--- start ---

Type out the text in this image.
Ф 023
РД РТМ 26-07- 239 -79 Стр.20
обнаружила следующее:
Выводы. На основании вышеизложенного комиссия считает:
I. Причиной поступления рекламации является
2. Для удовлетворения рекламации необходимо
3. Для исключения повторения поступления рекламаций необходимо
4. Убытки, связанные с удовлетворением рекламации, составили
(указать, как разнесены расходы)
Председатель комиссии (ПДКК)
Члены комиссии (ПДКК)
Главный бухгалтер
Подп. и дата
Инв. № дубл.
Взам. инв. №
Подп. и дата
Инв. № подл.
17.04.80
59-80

--- end ---

▶ Your instructions
In the material above, find each line that contains the word "необходимо", and select it.

▶ Problem solution
2. Для удовлетворения рекламации необходимо
3. Для исключения повторения поступления рекламаций необходимо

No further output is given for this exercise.